### YOUR INSTRUCTIONS
Could you retype the whole listing word for word and drop the images?

### INPUT
= = =
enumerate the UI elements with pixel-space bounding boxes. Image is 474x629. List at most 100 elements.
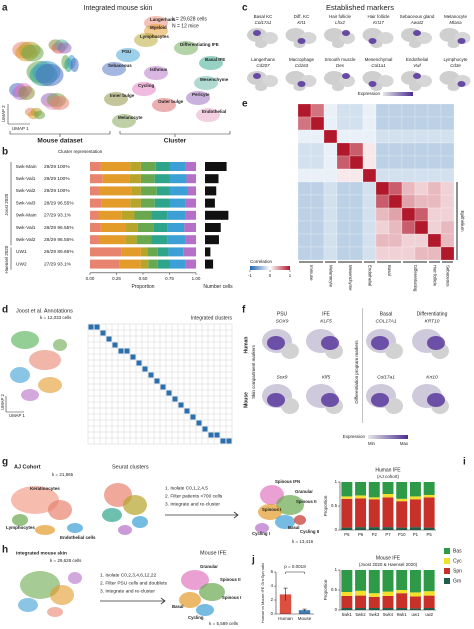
umap-cluster (262, 32, 278, 44)
bar-segment (355, 498, 367, 528)
heatmap-cell (375, 220, 390, 235)
heatmap-cell (427, 194, 442, 209)
bar-segment (134, 210, 152, 220)
umap-cluster (447, 40, 460, 48)
umap-cluster (385, 343, 403, 359)
heatmap-cell (388, 207, 403, 222)
match-cell (184, 408, 190, 414)
cluster-label: Sebaceous (108, 63, 132, 68)
heatmap-cell (310, 207, 325, 222)
representation-label: 29/29 100% (44, 164, 70, 170)
heatmap-cell (349, 142, 364, 157)
match-cell (118, 348, 124, 354)
y-tick-label: 9wk-Main (16, 213, 37, 219)
cluster-label: Myeloid (150, 25, 167, 30)
bar-segment (90, 259, 120, 269)
heatmap-cell (297, 155, 312, 170)
heatmap-cell (336, 246, 351, 261)
label: Cycling II (300, 529, 319, 534)
heatmap-cell (323, 194, 338, 209)
color-scale (368, 435, 408, 439)
x-tick-label: P1 (413, 532, 419, 537)
heatmap-cell (401, 194, 416, 209)
panel-letter: g (2, 457, 8, 468)
group-label: Sebaceous (445, 265, 450, 287)
bar-segment (341, 570, 353, 592)
heatmap-cell (388, 168, 403, 183)
group-label: Haensel 2020 (4, 245, 9, 273)
heatmap-cell (401, 103, 416, 118)
umap-cluster (10, 367, 30, 383)
bar-segment (140, 186, 157, 196)
bar-segment (409, 596, 421, 609)
bar-segment (396, 608, 408, 610)
heatmap-cell (401, 142, 416, 157)
y-tick-label: 5wk-Main (16, 164, 37, 170)
bar-segment (423, 595, 435, 608)
label: Sebaceous gland (400, 14, 435, 19)
representation-label: 28/29 96.55% (44, 225, 74, 231)
x-tick-label: P6 (358, 532, 364, 537)
panel-letter: b (2, 147, 8, 158)
heatmap-cell (427, 129, 442, 144)
bar-segment (409, 496, 421, 500)
y-tick-label: 5wk-Val3 (16, 200, 36, 206)
heatmap-cell (323, 207, 338, 222)
umap-cluster (267, 336, 285, 350)
heatmap-cell (375, 207, 390, 222)
bar-segment (129, 174, 141, 184)
heatmap-cell (323, 142, 338, 157)
heatmap-cell (440, 129, 455, 144)
umap-cluster (281, 398, 299, 414)
axis-label: Number cells (203, 284, 233, 290)
heatmap-cell (336, 116, 351, 131)
bar-segment (155, 162, 170, 171)
label: Cluster representation (58, 149, 103, 154)
x-tick-label: 0.75 (165, 276, 174, 281)
label: Seurat clusters (112, 464, 149, 470)
y-tick-label: 0 (335, 607, 338, 612)
bar-segment (183, 247, 196, 257)
label: k = 29,628 cells (50, 558, 82, 563)
bar-segment (102, 174, 130, 184)
umap-cluster (47, 607, 63, 617)
bar-segment (409, 499, 421, 528)
heatmap-cell (414, 220, 429, 235)
y-tick-label: 4 (271, 583, 274, 588)
bar-segment (409, 608, 421, 610)
heatmap-cell (375, 142, 390, 157)
bar-segment (382, 591, 394, 596)
y-tick-label: UW2 (16, 261, 27, 267)
heatmap-cell (362, 181, 377, 196)
x-tick-label: P8 (344, 532, 350, 537)
heatmap-cell (297, 116, 312, 131)
bar-segment (130, 162, 141, 171)
panel-letter: f (242, 305, 246, 316)
label: Klf5 (322, 374, 331, 380)
representation-label: 28/29 96.55% (44, 237, 74, 243)
heatmap-cell (336, 155, 351, 170)
legend-swatch (444, 548, 450, 554)
bar-segment (126, 223, 138, 232)
match-cell (142, 366, 148, 372)
label: Lymphocyte (443, 57, 468, 62)
heatmap-cell (388, 116, 403, 131)
group-label: Differentiating (413, 265, 418, 292)
umap-cluster (21, 44, 44, 62)
arrow (165, 511, 239, 519)
match-cell (160, 384, 166, 390)
bar-segment (382, 497, 394, 528)
x-tick-label: uw2 (425, 612, 433, 617)
heatmap-cell (427, 168, 442, 183)
bar-segment (341, 527, 353, 530)
umap-cluster (18, 86, 35, 100)
match-cell (148, 372, 154, 378)
heatmap-cell (310, 155, 325, 170)
umap-cluster (11, 331, 39, 349)
label: Cd163 (295, 63, 309, 68)
bar-segment (140, 259, 149, 269)
heatmap-cell (349, 233, 364, 248)
bar-segment (98, 210, 122, 220)
y-tick-label: 9wk-Val2 (16, 237, 36, 243)
bar-segment (185, 235, 196, 245)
= = =
### YOUR RESPONSE
enumerate the UI elements with pixel-space bounding boxes. Image is 474x629. List at most 100 elements.
umap-cluster (262, 32, 278, 44)
bar-segment (355, 498, 367, 528)
heatmap-cell (375, 220, 390, 235)
heatmap-cell (427, 194, 442, 209)
bar-segment (134, 210, 152, 220)
umap-cluster (447, 40, 460, 48)
umap-cluster (385, 343, 403, 359)
heatmap-cell (388, 207, 403, 222)
match-cell (184, 408, 190, 414)
cluster-label: Sebaceous (108, 63, 132, 68)
heatmap-cell (310, 207, 325, 222)
representation-label: 29/29 100% (44, 164, 70, 170)
heatmap-cell (349, 142, 364, 157)
match-cell (118, 348, 124, 354)
y-tick-label: 9wk-Main (16, 213, 37, 219)
cluster-label: Myeloid (150, 25, 167, 30)
bar-segment (90, 259, 120, 269)
heatmap-cell (297, 155, 312, 170)
heatmap-cell (336, 246, 351, 261)
label: Cycling II (300, 529, 319, 534)
heatmap-cell (323, 194, 338, 209)
color-scale (368, 435, 408, 439)
x-tick-label: P1 (413, 532, 419, 537)
heatmap-cell (401, 194, 416, 209)
panel-letter: g (2, 457, 8, 468)
group-label: Sebaceous (445, 265, 450, 287)
bar-segment (341, 570, 353, 592)
heatmap-cell (388, 168, 403, 183)
group-label: Haensel 2020 (4, 245, 9, 273)
heatmap-cell (401, 103, 416, 118)
umap-cluster (10, 367, 30, 383)
bar-segment (140, 186, 157, 196)
bar-segment (409, 596, 421, 609)
bar-segment (396, 608, 408, 610)
heatmap-cell (401, 142, 416, 157)
y-tick-label: 5wk-Main (16, 164, 37, 170)
bar-segment (423, 595, 435, 608)
label: Sebaceous gland (400, 14, 435, 19)
representation-label: 28/29 96.55% (44, 225, 74, 231)
x-tick-label: P6 (358, 532, 364, 537)
panel-letter: b (2, 147, 8, 158)
heatmap-cell (427, 129, 442, 144)
bar-segment (409, 496, 421, 500)
y-tick-label: 5wk-Val3 (16, 200, 36, 206)
heatmap-cell (323, 207, 338, 222)
umap-cluster (267, 336, 285, 350)
heatmap-cell (375, 207, 390, 222)
bar-segment (129, 174, 141, 184)
heatmap-cell (323, 142, 338, 157)
heatmap-cell (440, 129, 455, 144)
umap-cluster (281, 398, 299, 414)
axis-label: Number cells (203, 284, 233, 290)
heatmap-cell (336, 116, 351, 131)
bar-segment (155, 162, 170, 171)
label: Cluster representation (58, 149, 103, 154)
x-tick-label: 0.75 (165, 276, 174, 281)
label: Seurat clusters (112, 464, 149, 470)
y-tick-label: 0 (335, 607, 338, 612)
bar-segment (183, 247, 196, 257)
label: k = 29,628 cells (50, 558, 82, 563)
bar-segment (102, 174, 130, 184)
umap-cluster (47, 607, 63, 617)
bar-segment (409, 499, 421, 528)
heatmap-cell (414, 220, 429, 235)
y-tick-label: 4 (271, 583, 274, 588)
bar-segment (409, 608, 421, 610)
heatmap-cell (375, 142, 390, 157)
bar-segment (382, 591, 394, 596)
y-tick-label: UW2 (16, 261, 27, 267)
heatmap-cell (362, 181, 377, 196)
x-tick-label: P8 (344, 532, 350, 537)
heatmap-cell (297, 116, 312, 131)
bar-segment (130, 162, 141, 171)
panel-letter: f (242, 305, 246, 316)
label: Klf5 (322, 374, 331, 380)
representation-label: 28/29 96.55% (44, 237, 74, 243)
heatmap-cell (336, 155, 351, 170)
legend-swatch (444, 548, 450, 554)
bar-segment (126, 223, 138, 232)
match-cell (142, 366, 148, 372)
label: Lymphocyte (443, 57, 468, 62)
heatmap-cell (388, 116, 403, 131)
group-label: Differentiating (413, 265, 418, 292)
umap-cluster (21, 44, 44, 62)
arrow (165, 511, 239, 519)
match-cell (160, 384, 166, 390)
bar-segment (382, 497, 394, 528)
x-tick-label: uw2 (425, 612, 433, 617)
heatmap-cell (427, 168, 442, 183)
bar-segment (341, 527, 353, 530)
umap-cluster (18, 86, 35, 100)
match-cell (148, 372, 154, 378)
heatmap-cell (310, 155, 325, 170)
umap-cluster (11, 331, 39, 349)
label: Cd163 (295, 63, 309, 68)
bar-segment (140, 259, 149, 269)
heatmap-cell (349, 233, 364, 248)
bar-segment (98, 210, 122, 220)
y-tick-label: 9wk-Val2 (16, 237, 36, 243)
bar-segment (185, 235, 196, 245)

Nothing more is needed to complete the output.